***** Information given *****
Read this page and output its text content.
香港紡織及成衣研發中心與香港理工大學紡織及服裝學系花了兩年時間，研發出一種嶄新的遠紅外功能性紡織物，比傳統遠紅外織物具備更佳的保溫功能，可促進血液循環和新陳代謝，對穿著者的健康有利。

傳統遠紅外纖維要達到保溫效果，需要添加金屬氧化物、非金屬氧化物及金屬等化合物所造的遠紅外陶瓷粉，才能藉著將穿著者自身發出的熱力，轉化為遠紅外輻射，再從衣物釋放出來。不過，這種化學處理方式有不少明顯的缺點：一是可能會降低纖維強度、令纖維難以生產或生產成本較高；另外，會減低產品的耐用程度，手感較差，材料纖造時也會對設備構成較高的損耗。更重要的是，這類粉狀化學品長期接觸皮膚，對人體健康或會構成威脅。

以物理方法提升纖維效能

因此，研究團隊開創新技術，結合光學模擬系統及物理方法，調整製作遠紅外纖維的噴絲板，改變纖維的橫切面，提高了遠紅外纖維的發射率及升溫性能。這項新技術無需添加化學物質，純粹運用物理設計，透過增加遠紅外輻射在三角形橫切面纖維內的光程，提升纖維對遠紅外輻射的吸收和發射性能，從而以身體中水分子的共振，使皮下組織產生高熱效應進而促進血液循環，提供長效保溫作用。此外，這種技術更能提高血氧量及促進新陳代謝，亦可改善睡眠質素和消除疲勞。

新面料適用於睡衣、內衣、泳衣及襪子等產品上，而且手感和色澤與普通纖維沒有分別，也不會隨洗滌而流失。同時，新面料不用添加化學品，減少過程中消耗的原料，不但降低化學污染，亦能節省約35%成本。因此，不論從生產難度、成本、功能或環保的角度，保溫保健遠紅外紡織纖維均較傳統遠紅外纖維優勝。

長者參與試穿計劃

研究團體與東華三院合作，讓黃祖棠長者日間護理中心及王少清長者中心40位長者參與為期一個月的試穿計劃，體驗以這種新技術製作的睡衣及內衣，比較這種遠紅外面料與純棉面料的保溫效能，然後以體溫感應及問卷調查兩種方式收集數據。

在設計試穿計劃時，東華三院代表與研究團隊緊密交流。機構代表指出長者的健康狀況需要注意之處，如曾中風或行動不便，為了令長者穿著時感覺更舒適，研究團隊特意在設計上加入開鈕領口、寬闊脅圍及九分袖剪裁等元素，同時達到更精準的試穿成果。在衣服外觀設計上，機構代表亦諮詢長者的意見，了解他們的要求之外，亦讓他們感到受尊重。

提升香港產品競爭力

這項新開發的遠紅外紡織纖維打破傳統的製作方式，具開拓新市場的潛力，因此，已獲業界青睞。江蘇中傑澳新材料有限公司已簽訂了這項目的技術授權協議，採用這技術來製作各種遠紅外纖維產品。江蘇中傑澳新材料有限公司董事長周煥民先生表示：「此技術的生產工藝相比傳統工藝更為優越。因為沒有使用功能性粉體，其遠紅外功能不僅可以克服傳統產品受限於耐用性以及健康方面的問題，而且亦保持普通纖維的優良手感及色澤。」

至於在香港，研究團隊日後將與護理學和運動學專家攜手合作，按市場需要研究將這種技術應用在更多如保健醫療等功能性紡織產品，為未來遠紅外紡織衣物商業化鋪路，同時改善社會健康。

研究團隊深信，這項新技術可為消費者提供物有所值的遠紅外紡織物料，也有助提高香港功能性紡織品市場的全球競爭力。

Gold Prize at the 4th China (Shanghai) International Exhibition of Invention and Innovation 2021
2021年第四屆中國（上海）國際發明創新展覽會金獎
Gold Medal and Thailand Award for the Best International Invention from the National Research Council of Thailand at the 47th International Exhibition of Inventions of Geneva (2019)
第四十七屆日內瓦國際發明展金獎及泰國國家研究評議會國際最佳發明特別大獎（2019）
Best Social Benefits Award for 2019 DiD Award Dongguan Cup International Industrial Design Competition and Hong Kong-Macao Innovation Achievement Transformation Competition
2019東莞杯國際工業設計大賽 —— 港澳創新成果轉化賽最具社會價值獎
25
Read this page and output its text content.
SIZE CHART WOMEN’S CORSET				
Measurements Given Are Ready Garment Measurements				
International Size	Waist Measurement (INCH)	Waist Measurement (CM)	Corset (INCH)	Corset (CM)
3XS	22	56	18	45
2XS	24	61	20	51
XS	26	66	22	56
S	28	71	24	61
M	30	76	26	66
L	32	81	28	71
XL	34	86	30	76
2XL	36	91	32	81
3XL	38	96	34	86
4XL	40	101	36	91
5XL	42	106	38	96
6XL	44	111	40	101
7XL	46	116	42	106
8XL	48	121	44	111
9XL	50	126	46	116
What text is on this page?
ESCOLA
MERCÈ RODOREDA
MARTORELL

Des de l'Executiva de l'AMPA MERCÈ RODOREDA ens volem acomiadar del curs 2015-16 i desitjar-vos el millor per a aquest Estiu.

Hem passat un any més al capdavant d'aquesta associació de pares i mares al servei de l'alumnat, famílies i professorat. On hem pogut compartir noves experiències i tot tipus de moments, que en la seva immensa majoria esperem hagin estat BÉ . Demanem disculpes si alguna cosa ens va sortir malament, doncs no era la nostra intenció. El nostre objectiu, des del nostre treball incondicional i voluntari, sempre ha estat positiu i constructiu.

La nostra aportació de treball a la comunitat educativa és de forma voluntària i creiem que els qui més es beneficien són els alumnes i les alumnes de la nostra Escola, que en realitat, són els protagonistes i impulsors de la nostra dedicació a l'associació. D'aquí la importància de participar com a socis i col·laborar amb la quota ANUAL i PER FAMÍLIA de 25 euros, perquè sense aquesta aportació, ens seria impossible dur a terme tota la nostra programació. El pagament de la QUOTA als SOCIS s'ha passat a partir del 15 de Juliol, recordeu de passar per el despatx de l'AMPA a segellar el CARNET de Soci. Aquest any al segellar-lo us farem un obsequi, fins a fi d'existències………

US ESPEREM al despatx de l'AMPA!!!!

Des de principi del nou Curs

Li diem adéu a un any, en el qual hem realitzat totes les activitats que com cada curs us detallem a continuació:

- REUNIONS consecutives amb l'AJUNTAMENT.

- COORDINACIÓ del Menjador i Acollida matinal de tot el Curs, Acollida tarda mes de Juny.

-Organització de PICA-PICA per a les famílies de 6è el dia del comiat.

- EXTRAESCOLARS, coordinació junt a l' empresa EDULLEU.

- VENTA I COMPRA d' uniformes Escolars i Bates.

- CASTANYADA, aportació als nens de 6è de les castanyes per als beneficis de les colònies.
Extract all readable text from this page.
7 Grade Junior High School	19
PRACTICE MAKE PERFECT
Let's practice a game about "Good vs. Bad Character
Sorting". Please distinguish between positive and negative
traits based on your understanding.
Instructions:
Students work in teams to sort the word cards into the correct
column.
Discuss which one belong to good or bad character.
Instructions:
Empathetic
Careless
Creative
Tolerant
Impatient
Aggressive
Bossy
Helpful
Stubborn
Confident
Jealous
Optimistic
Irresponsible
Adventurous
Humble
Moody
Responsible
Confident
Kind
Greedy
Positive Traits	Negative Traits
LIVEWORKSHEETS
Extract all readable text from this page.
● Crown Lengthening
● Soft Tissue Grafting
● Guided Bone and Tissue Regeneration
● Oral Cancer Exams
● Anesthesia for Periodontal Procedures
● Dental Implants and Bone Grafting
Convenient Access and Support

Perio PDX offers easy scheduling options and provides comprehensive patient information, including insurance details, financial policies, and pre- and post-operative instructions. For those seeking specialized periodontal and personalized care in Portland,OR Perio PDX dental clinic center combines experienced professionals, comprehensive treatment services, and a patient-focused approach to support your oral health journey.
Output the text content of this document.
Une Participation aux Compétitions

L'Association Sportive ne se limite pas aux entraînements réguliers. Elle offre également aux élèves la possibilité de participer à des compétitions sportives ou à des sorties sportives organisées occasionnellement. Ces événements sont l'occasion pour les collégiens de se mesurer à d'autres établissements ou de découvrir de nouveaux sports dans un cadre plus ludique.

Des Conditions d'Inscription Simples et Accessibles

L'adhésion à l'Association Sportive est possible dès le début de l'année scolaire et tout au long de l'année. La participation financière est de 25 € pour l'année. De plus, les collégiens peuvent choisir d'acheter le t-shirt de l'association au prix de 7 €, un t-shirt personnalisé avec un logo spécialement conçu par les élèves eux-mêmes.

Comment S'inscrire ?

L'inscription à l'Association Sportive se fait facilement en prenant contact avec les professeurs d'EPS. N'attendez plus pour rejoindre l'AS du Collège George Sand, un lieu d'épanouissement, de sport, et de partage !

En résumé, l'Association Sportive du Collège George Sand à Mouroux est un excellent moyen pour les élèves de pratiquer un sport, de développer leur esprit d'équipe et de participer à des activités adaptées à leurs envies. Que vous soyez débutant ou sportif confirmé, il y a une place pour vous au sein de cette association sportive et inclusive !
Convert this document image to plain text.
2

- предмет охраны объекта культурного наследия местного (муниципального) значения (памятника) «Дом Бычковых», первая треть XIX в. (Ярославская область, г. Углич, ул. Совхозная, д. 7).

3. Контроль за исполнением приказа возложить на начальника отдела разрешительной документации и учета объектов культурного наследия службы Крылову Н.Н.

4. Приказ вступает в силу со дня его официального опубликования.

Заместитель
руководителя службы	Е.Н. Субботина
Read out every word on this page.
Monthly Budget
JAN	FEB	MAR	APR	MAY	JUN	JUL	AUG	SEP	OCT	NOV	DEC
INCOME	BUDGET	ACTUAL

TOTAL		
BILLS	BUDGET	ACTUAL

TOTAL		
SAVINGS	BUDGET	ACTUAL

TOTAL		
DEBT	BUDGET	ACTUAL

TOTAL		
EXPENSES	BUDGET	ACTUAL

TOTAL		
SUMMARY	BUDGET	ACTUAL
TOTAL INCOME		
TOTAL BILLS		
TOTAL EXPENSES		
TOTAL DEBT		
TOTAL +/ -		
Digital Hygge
*****
### Task objective
Pull out every line above that holds the word "avec".

### Written answer
L'adhésion à l'Association Sportive est possible dès le début de l'année scolaire et tout au long de l'année. La participation financière est de 25 € pour l'année. De plus, les collégiens peuvent choisir d'acheter le t-shirt de l'association au prix de 7 €, un t-shirt personnalisé avec un logo spécialement conçu par les élèves eux-mêmes.
L'inscription à l'Association Sportive se fait facilement en prenant contact avec les professeurs d'EPS. N'attendez plus pour rejoindre l'AS du Collège George Sand, un lieu d'épanouissement, de sport, et de partage !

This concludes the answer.